[Stored records]
(begin)
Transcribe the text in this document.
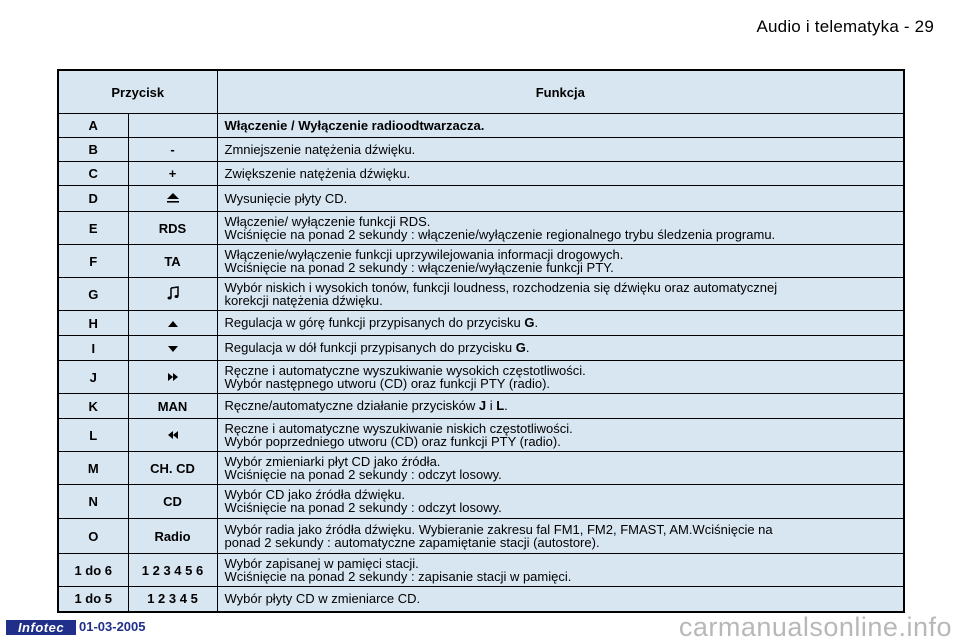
Audio i telematyka - 29
Przycisk		Funkcja
A		Włączenie / Wyłączenie radioodtwarzacza.

B	-	Zmniejszenie natężenia dźwięku.

C	+	Zwiększenie natężenia dźwięku.

D		Wysunięcie płyty CD.

E	RDS	Włączenie/ wyłączenie funkcji RDS.
Wciśnięcie na ponad 2 sekundy : włączenie/wyłączenie regionalnego trybu śledzenia programu.

F	TA	Włączenie/wyłączenie funkcji uprzywilejowania informacji drogowych.
Wciśnięcie na ponad 2 sekundy : włączenie/wyłączenie funkcji PTY.

G		Wybór niskich i wysokich tonów, funkcji loudness, rozchodzenia się dźwięku oraz automatycznej
korekcji natężenia dźwięku.

H		Regulacja w górę funkcji przypisanych do przycisku G.

I		Regulacja w dół funkcji przypisanych do przycisku G.

J		Ręczne i automatyczne wyszukiwanie wysokich częstotliwości.
Wybór następnego utworu (CD) oraz funkcji PTY (radio).

K	MAN	Ręczne/automatyczne działanie przycisków J i L.

L		Ręczne i automatyczne wyszukiwanie niskich częstotliwości.
Wybór poprzedniego utworu (CD) oraz funkcji PTY (radio).

M	CH. CD	Wybór zmieniarki płyt CD jako źródła.
Wciśnięcie na ponad 2 sekundy : odczyt losowy.

N	CD	Wybór CD jako źródła dźwięku.
Wciśnięcie na ponad 2 sekundy : odczyt losowy.

O	Radio	Wybór radia jako źródła dźwięku. Wybieranie zakresu fal FM1, FM2, FMAST, AM.Wciśnięcie na
ponad 2 sekundy : automatyczne zapamiętanie stacji (autostore).

1 do 6	1 2 3 4 5 6	Wybór zapisanej w pamięci stacji.
Wciśnięcie na ponad 2 sekundy : zapisanie stacji w pamięci.

1 do 5	1 2 3 4 5	Wybór płyty CD w zmieniarce CD.
Infotec	01-03-2005	carmanualsonline.info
(end)
The request :: Set every line down exactly as written, leaving each picture out.

Finished task ::
Transcribe the text in this document.
Audio i telematyka - 29
Przycisk		Funkcja
A		Włączenie / Wyłączenie radioodtwarzacza.

B	-	Zmniejszenie natężenia dźwięku.

C	+	Zwiększenie natężenia dźwięku.

D		Wysunięcie płyty CD.

E	RDS	Włączenie/ wyłączenie funkcji RDS.
Wciśnięcie na ponad 2 sekundy : włączenie/wyłączenie regionalnego trybu śledzenia programu.

F	TA	Włączenie/wyłączenie funkcji uprzywilejowania informacji drogowych.
Wciśnięcie na ponad 2 sekundy : włączenie/wyłączenie funkcji PTY.

G		Wybór niskich i wysokich tonów, funkcji loudness, rozchodzenia się dźwięku oraz automatycznej
korekcji natężenia dźwięku.

H		Regulacja w górę funkcji przypisanych do przycisku G.

I		Regulacja w dół funkcji przypisanych do przycisku G.

J		Ręczne i automatyczne wyszukiwanie wysokich częstotliwości.
Wybór następnego utworu (CD) oraz funkcji PTY (radio).

K	MAN	Ręczne/automatyczne działanie przycisków J i L.

L		Ręczne i automatyczne wyszukiwanie niskich częstotliwości.
Wybór poprzedniego utworu (CD) oraz funkcji PTY (radio).

M	CH. CD	Wybór zmieniarki płyt CD jako źródła.
Wciśnięcie na ponad 2 sekundy : odczyt losowy.

N	CD	Wybór CD jako źródła dźwięku.
Wciśnięcie na ponad 2 sekundy : odczyt losowy.

O	Radio	Wybór radia jako źródła dźwięku. Wybieranie zakresu fal FM1, FM2, FMAST, AM.Wciśnięcie na
ponad 2 sekundy : automatyczne zapamiętanie stacji (autostore).

1 do 6	1 2 3 4 5 6	Wybór zapisanej w pamięci stacji.
Wciśnięcie na ponad 2 sekundy : zapisanie stacji w pamięci.

1 do 5	1 2 3 4 5	Wybór płyty CD w zmieniarce CD.
Infotec	01-03-2005	carmanualsonline.info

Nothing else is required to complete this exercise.